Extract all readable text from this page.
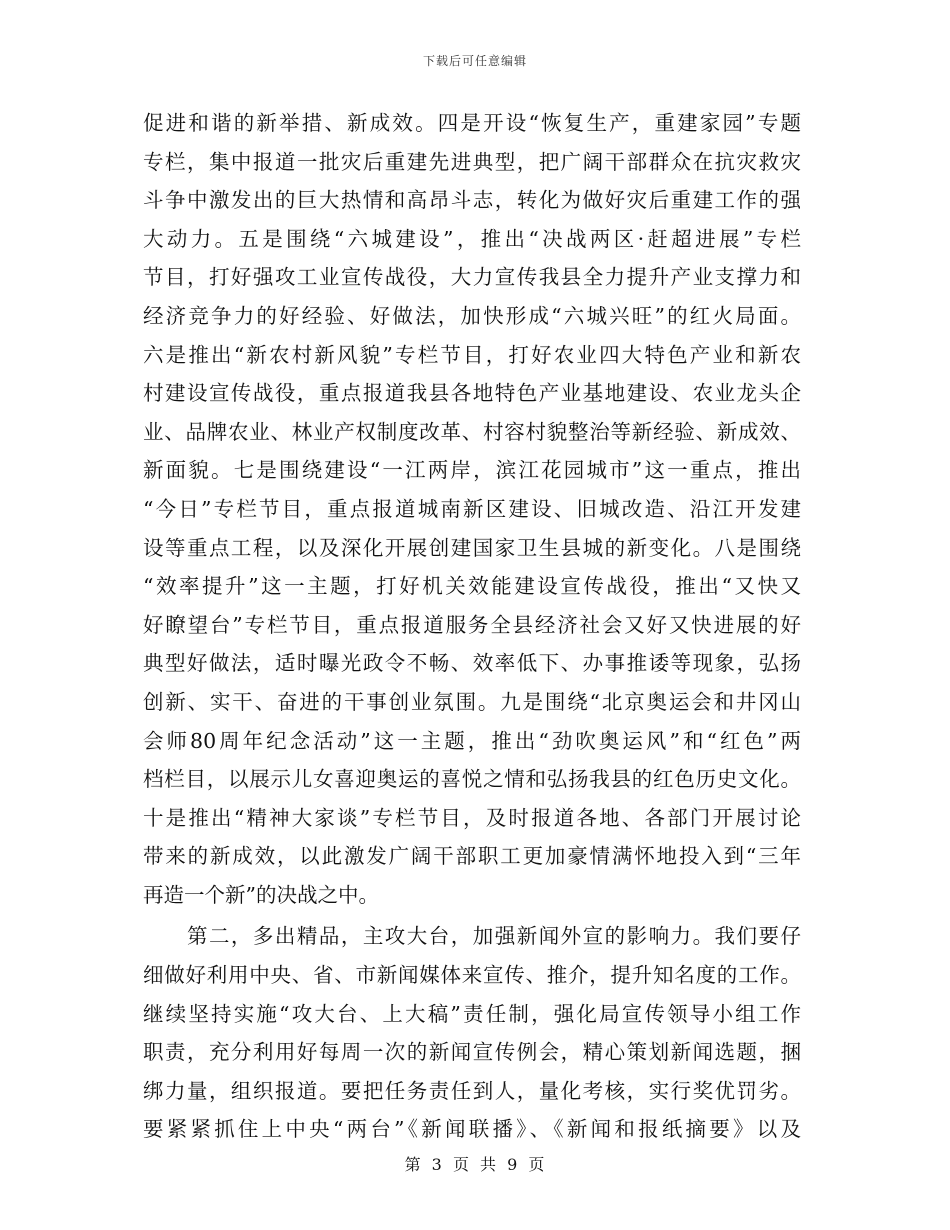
下载后可任意编辑
促进和谐的新举措、新成效。四是开设“恢复生产，重建家园”专题
专栏，集中报道一批灾后重建先进典型，把广阔干部群众在抗灾救灾
斗争中激发出的巨大热情和高昂斗志，转化为做好灾后重建工作的强
大动力。五是围绕“六城建设”，推出“决战两区·赶超进展”专栏
节目，打好强攻工业宣传战役，大力宣传我县全力提升产业支撑力和
经济竞争力的好经验、好做法，加快形成“六城兴旺”的红火局面。
六是推出“新农村新风貌”专栏节目，打好农业四大特色产业和新农
村建设宣传战役，重点报道我县各地特色产业基地建设、农业龙头企
业、品牌农业、林业产权制度改革、村容村貌整治等新经验、新成效、
新面貌。七是围绕建设“一江两岸，滨江花园城市”这一重点，推出
“今日”专栏节目，重点报道城南新区建设、旧城改造、沿江开发建
设等重点工程，以及深化开展创建国家卫生县城的新变化。八是围绕
“效率提升”这一主题，打好机关效能建设宣传战役，推出“又快又
好瞭望台”专栏节目，重点报道服务全县经济社会又好又快进展的好
典型好做法，适时曝光政令不畅、效率低下、办事推诿等现象，弘扬
创新、实干、奋进的干事创业氛围。九是围绕“北京奥运会和井冈山
会师80周年纪念活动”这一主题，推出“劲吹奥运风”和“红色”两
档栏目，以展示儿女喜迎奥运的喜悦之情和弘扬我县的红色历史文化。
十是推出“精神大家谈”专栏节目，及时报道各地、各部门开展讨论
带来的新成效，以此激发广阔干部职工更加豪情满怀地投入到“三年
再造一个新”的决战之中。
　　第二，多出精品，主攻大台，加强新闻外宣的影响力。我们要仔
细做好利用中央、省、市新闻媒体来宣传、推介，提升知名度的工作。
继续坚持实施“攻大台、上大稿”责任制，强化局宣传领导小组工作
职责，充分利用好每周一次的新闻宣传例会，精心策划新闻选题，捆
绑力量，组织报道。要把任务责任到人，量化考核，实行奖优罚劣。
要紧紧抓住上中央“两台”《新闻联播》、《新闻和报纸摘要》以及
第 3 页 共 9 页
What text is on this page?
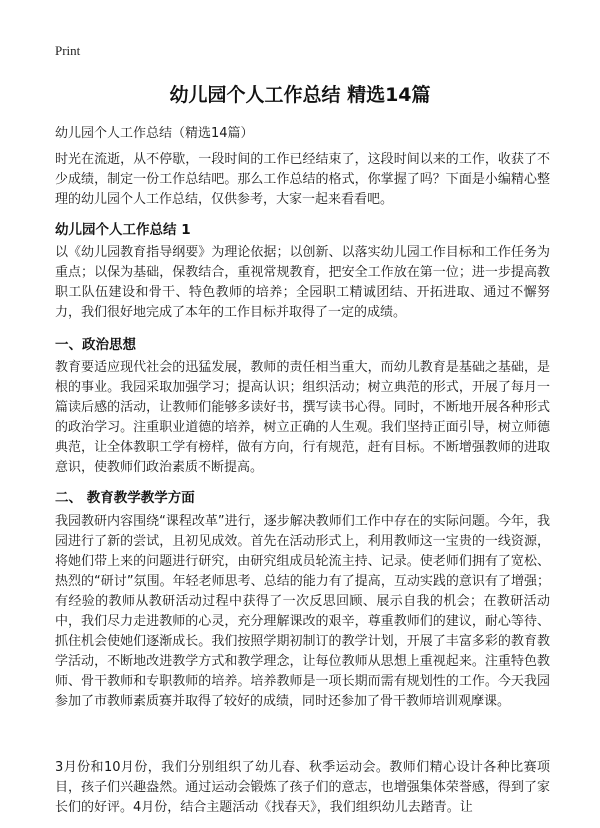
Print
幼儿园个人工作总结 精选14篇
幼儿园个人工作总结（精选14篇）
时光在流逝，从不停歇，一段时间的工作已经结束了，这段时间以来的工作，收获了不少成绩，制定一份工作总结吧。那么工作总结的格式，你掌握了吗？下面是小编精心整理的幼儿园个人工作总结，仅供参考，大家一起来看看吧。
幼儿园个人工作总结 1
以《幼儿园教育指导纲要》为理论依据；以创新、以落实幼儿园工作目标和工作任务为重点；以保为基础，保教结合，重视常规教育，把安全工作放在第一位；进一步提高教职工队伍建设和骨干、特色教师的培养；全园职工精诚团结、开拓进取、通过不懈努力，我们很好地完成了本年的工作目标并取得了一定的成绩。
一、政治思想
教育要适应现代社会的迅猛发展，教师的责任相当重大，而幼儿教育是基础之基础，是根的事业。我园采取加强学习；提高认识；组织活动；树立典范的形式，开展了每月一篇读后感的活动，让教师们能够多读好书，撰写读书心得。同时，不断地开展各种形式的政治学习。注重职业道德的培养，树立正确的人生观。我们坚持正面引导，树立师德典范，让全体教职工学有榜样，做有方向，行有规范，赶有目标。不断增强教师的进取意识，使教师们政治素质不断提高。
二、 教育教学教学方面
我园教研内容围绕“课程改革”进行，逐步解决教师们工作中存在的实际问题。今年，我园进行了新的尝试，且初见成效。首先在活动形式上，利用教师这一宝贵的一线资源，将她们带上来的问题进行研究，由研究组成员轮流主持、记录。使老师们拥有了宽松、热烈的“研讨”氛围。年轻老师思考、总结的能力有了提高，互动实践的意识有了增强；有经验的教师从教研活动过程中获得了一次反思回顾、展示自我的机会；在教研活动中，我们尽力走进教师的心灵，充分理解课改的艰辛，尊重教师们的建议，耐心等待、抓住机会使她们逐渐成长。我们按照学期初制订的教学计划，开展了丰富多彩的教育教学活动，不断地改进教学方式和教学理念，让每位教师从思想上重视起来。注重特色教师、骨干教师和专职教师的培养。培养教师是一项长期而需有规划性的工作。今天我园参加了市教师素质赛并取得了较好的成绩，同时还参加了骨干教师培训观摩课。
3月份和10月份，我们分别组织了幼儿春、秋季运动会。教师们精心设计各种比赛项目，孩子们兴趣盎然。通过运动会锻炼了孩子们的意志，也增强集体荣誉感，得到了家长们的好评。4月份，结合主题活动《找春天》，我们组织幼儿去踏青。让
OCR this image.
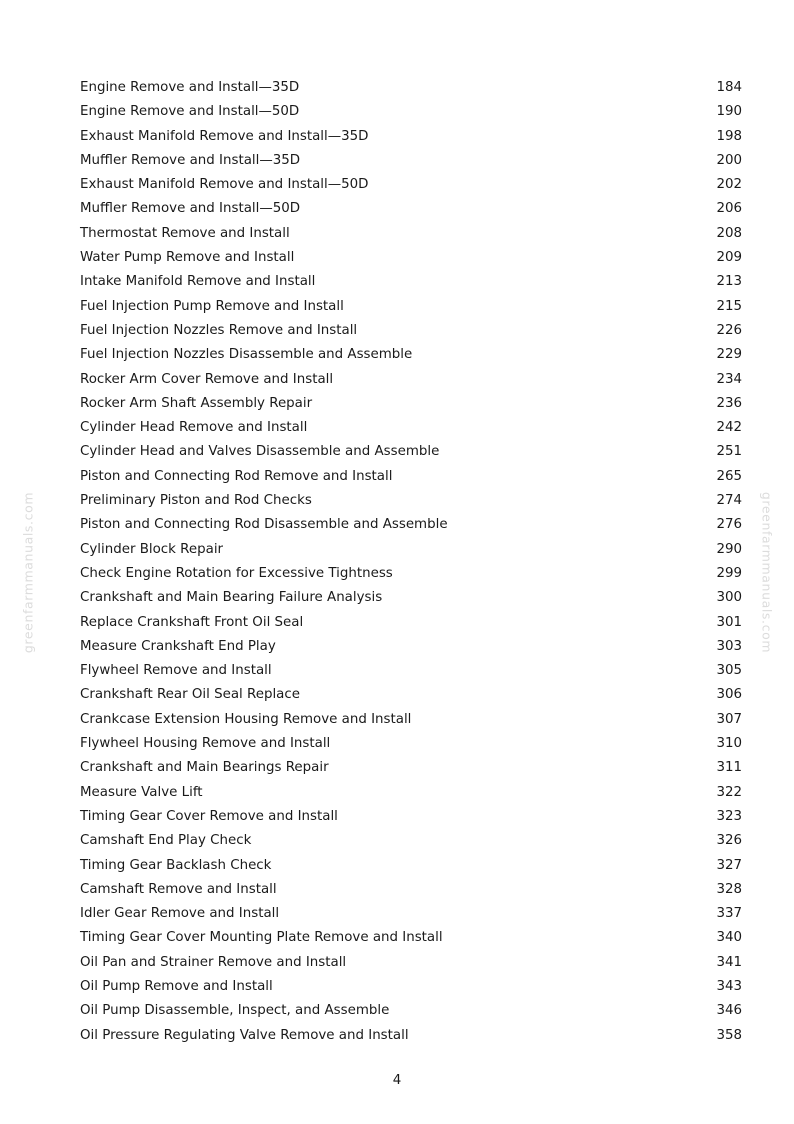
greenfarmmanuals.com	greenfarmmanuals.com
Engine Remove and Install—35D	184
Engine Remove and Install—50D	190
Exhaust Manifold Remove and Install—35D	198
Muffler Remove and Install—35D	200
Exhaust Manifold Remove and Install—50D	202
Muffler Remove and Install—50D	206
Thermostat Remove and Install	208
Water Pump Remove and Install	209
Intake Manifold Remove and Install	213
Fuel Injection Pump Remove and Install	215
Fuel Injection Nozzles Remove and Install	226
Fuel Injection Nozzles Disassemble and Assemble	229
Rocker Arm Cover Remove and Install	234
Rocker Arm Shaft Assembly Repair	236
Cylinder Head Remove and Install	242
Cylinder Head and Valves Disassemble and Assemble	251
Piston and Connecting Rod Remove and Install	265
Preliminary Piston and Rod Checks	274
Piston and Connecting Rod Disassemble and Assemble	276
Cylinder Block Repair	290
Check Engine Rotation for Excessive Tightness	299
Crankshaft and Main Bearing Failure Analysis	300
Replace Crankshaft Front Oil Seal	301
Measure Crankshaft End Play	303
Flywheel Remove and Install	305
Crankshaft Rear Oil Seal Replace	306
Crankcase Extension Housing Remove and Install	307
Flywheel Housing Remove and Install	310
Crankshaft and Main Bearings Repair	311
Measure Valve Lift	322
Timing Gear Cover Remove and Install	323
Camshaft End Play Check	326
Timing Gear Backlash Check	327
Camshaft Remove and Install	328
Idler Gear Remove and Install	337
Timing Gear Cover Mounting Plate Remove and Install	340
Oil Pan and Strainer Remove and Install	341
Oil Pump Remove and Install	343
Oil Pump Disassemble, Inspect, and Assemble	346
Oil Pressure Regulating Valve Remove and Install	358
4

● PROBLEM STATEMENT: Scan the material above for the word "Gear". Copy each line where it occurs.

● IN RESPONSE:
Timing Gear Cover Remove and Install	323
Timing Gear Backlash Check	327
Idler Gear Remove and Install	337
Timing Gear Cover Mounting Plate Remove and Install	340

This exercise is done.